### Given entries
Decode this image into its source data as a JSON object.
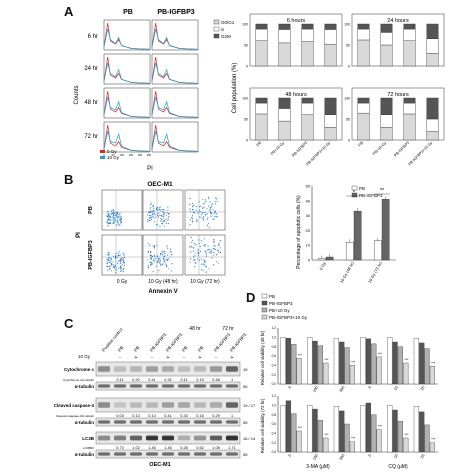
{
  "panel_letters": {
    "A": "A",
    "B": "B",
    "C": "C",
    "D": "D"
  },
  "panel_a": {
    "col_headers": [
      "PB",
      "PB-IGFBP3"
    ],
    "row_labels": [
      "6 hr",
      "24 hr",
      "48 hr",
      "72 hr"
    ],
    "y_axis_label": "Counts",
    "x_axis_label": "PI",
    "legend": [
      "0 Gy",
      "10 Gy"
    ],
    "legend_colors": [
      "#d62728",
      "#1f9fd6"
    ],
    "x_ticks": [
      "0",
      "50",
      "100",
      "150",
      "200",
      "250"
    ]
  },
  "panel_a_bars": {
    "y_axis_label": "Cell population (%)",
    "legend": [
      "G0/G1",
      "S",
      "G2M"
    ],
    "legend_colors": [
      "#d9d9d9",
      "#ffffff",
      "#555555"
    ],
    "categories": [
      "PB",
      "PB+10 Gy",
      "PB-IGFBP3",
      "PB-IGFBP3+10 Gy"
    ],
    "y_ticks": [
      "0",
      "50",
      "100"
    ],
    "subplots": [
      {
        "title": "6 hours",
        "g1": [
          60,
          55,
          58,
          52
        ],
        "s": [
          28,
          32,
          30,
          35
        ],
        "g2m": [
          12,
          13,
          12,
          13
        ]
      },
      {
        "title": "24 hours",
        "g1": [
          62,
          50,
          60,
          30
        ],
        "s": [
          26,
          30,
          28,
          35
        ],
        "g2m": [
          12,
          20,
          12,
          35
        ]
      },
      {
        "title": "48 hours",
        "g1": [
          62,
          45,
          60,
          30
        ],
        "s": [
          26,
          30,
          28,
          30
        ],
        "g2m": [
          12,
          25,
          12,
          40
        ]
      },
      {
        "title": "72 hours",
        "g1": [
          64,
          30,
          62,
          20
        ],
        "s": [
          24,
          30,
          26,
          30
        ],
        "g2m": [
          12,
          40,
          12,
          50
        ]
      }
    ]
  },
  "panel_b": {
    "title": "OEC-M1",
    "row_labels": [
      "PB",
      "PB-IGFBP3"
    ],
    "col_labels": [
      "0 Gy",
      "10 Gy (48 hr)",
      "10 Gy (72 hr)"
    ],
    "x_axis_label": "Annexin V",
    "y_axis_label": "PI"
  },
  "panel_b_bars": {
    "y_axis_label": "Percentage of apoptotic cells (%)",
    "legend": [
      "PB",
      "PB-IGFBP3"
    ],
    "legend_colors": [
      "#ffffff",
      "#666666"
    ],
    "categories": [
      "0 Gy",
      "10 Gy (48 hr)",
      "10 Gy (72 hr)"
    ],
    "series": [
      {
        "name": "PB",
        "values": [
          1,
          12,
          13
        ]
      },
      {
        "name": "PB-IGFBP3",
        "values": [
          2,
          33,
          41
        ]
      }
    ],
    "y_ticks": [
      "0",
      "10",
      "20",
      "30",
      "40",
      "50"
    ],
    "ylim": [
      0,
      50
    ],
    "significance": [
      "*",
      "**"
    ]
  },
  "panel_c": {
    "time_labels": [
      "48 hr",
      "72 hr"
    ],
    "dose_label": "10 Gy",
    "lane_labels": [
      "Positive control",
      "PB",
      "PB",
      "PB-IGFBP3",
      "PB-IGFBP3",
      "PB",
      "PB",
      "PB-IGFBP3",
      "PB-IGFBP3"
    ],
    "dose_marks": [
      "",
      "-",
      "+",
      "-",
      "+",
      "-",
      "+",
      "-",
      "+"
    ],
    "rows": [
      {
        "label": "Cytochrome c",
        "kda": "15",
        "sub": "Cytochrome c/α-tubulin",
        "values": [
          "",
          "0.11",
          "0.20",
          "0.41",
          "0.32",
          "0.11",
          "0.15",
          "0.48",
          "1"
        ]
      },
      {
        "label": "α-tubulin",
        "kda": "55",
        "sub": "",
        "values": []
      },
      {
        "label": "Cleaved caspase-3",
        "kda": "19 / 17",
        "sub": "Cleaved caspase-3/α-tubulin",
        "values": [
          "",
          "0.03",
          "0.13",
          "0.14",
          "0.41",
          "0.33",
          "0.16",
          "0.29",
          "1"
        ]
      },
      {
        "label": "α-tubulin",
        "kda": "55",
        "sub": "",
        "values": []
      },
      {
        "label": "LC3B",
        "kda": "16 / 14",
        "sub": "LC3BII/I",
        "values": [
          "",
          "0.73",
          "1.02",
          "1.45",
          "1.45",
          "0.28",
          "0.52",
          "1.08",
          "1.71"
        ]
      },
      {
        "label": "α-tubulin",
        "kda": "55",
        "sub": "",
        "values": []
      }
    ],
    "cell_line": "OEC-M1"
  },
  "panel_d": {
    "legend": [
      "PB",
      "PB-IGFBP3",
      "PB+10 Gy",
      "PB-IGFBP3+10 Gy"
    ],
    "legend_colors": [
      "#ffffff",
      "#555555",
      "#b0b0b0",
      "#d9d9d9"
    ],
    "top_y_label": "Relative cell viability (48 hr)",
    "bottom_y_label": "Relative cell viability (72 hr)",
    "y_ticks": [
      "0.0",
      "0.2",
      "0.4",
      "0.6",
      "0.8",
      "1.0",
      "1.2"
    ],
    "x_groups_left": [
      "0",
      "100",
      "300"
    ],
    "x_groups_right": [
      "0",
      "10",
      "25"
    ],
    "x_label_left": "3-MA (μM)",
    "x_label_right": "CQ (μM)",
    "top_values": [
      [
        1.0,
        0.98,
        0.85,
        0.55
      ],
      [
        1.0,
        0.92,
        0.82,
        0.45
      ],
      [
        0.98,
        0.9,
        0.78,
        0.4
      ],
      [
        1.0,
        0.97,
        0.86,
        0.58
      ],
      [
        1.0,
        0.9,
        0.8,
        0.45
      ],
      [
        0.98,
        0.88,
        0.76,
        0.38
      ]
    ],
    "bottom_values": [
      [
        1.0,
        1.1,
        0.82,
        0.45
      ],
      [
        1.0,
        0.92,
        0.68,
        0.3
      ],
      [
        0.98,
        0.88,
        0.6,
        0.22
      ],
      [
        1.0,
        1.05,
        0.8,
        0.48
      ],
      [
        1.0,
        0.9,
        0.66,
        0.3
      ],
      [
        0.98,
        0.86,
        0.58,
        0.2
      ]
    ],
    "top_sig": [
      "***",
      "***",
      "***",
      "***",
      "***",
      "***"
    ],
    "bottom_sig": [
      "***",
      "***",
      "***",
      "***",
      "***",
      "***"
    ]
  }
}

### Goal of the exercise
Count the lines of the listing above that include the word "caspase" and report the number by itself.

### Answer space
2